BEGIN

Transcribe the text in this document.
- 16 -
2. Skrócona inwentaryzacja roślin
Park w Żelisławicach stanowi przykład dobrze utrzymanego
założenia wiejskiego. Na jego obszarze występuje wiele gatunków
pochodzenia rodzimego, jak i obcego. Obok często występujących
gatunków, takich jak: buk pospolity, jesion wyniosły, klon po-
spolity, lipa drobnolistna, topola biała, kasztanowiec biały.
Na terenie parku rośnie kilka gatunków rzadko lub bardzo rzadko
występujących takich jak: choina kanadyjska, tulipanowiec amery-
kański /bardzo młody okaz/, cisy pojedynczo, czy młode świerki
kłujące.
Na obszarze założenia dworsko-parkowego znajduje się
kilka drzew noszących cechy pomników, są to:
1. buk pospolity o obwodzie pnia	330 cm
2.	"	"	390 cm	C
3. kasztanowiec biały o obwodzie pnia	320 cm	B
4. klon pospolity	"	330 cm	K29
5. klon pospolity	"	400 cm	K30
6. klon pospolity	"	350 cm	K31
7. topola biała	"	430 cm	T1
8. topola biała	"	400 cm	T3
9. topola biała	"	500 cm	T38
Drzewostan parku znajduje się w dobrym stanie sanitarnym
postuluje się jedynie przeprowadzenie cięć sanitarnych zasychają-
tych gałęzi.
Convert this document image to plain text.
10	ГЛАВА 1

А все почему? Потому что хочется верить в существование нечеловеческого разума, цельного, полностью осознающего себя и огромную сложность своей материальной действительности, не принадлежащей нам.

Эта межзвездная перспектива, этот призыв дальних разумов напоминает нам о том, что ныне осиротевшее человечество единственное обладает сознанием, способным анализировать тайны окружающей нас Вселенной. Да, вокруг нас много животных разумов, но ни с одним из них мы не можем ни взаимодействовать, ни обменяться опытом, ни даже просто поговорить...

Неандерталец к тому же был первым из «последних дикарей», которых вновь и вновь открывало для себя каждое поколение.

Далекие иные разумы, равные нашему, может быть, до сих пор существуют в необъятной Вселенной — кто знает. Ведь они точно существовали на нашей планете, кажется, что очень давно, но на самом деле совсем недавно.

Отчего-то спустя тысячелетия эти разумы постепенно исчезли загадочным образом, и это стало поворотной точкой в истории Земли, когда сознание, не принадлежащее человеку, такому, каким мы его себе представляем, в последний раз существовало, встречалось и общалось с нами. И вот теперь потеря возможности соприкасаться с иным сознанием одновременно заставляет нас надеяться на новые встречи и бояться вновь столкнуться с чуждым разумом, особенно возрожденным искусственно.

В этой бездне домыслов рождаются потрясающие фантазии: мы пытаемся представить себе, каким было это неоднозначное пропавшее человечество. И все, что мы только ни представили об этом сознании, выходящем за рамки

END

Do this:
What is the number of lines in the records above that include the word "text"? Reply with that number and nothing more.

Exercise answer:
2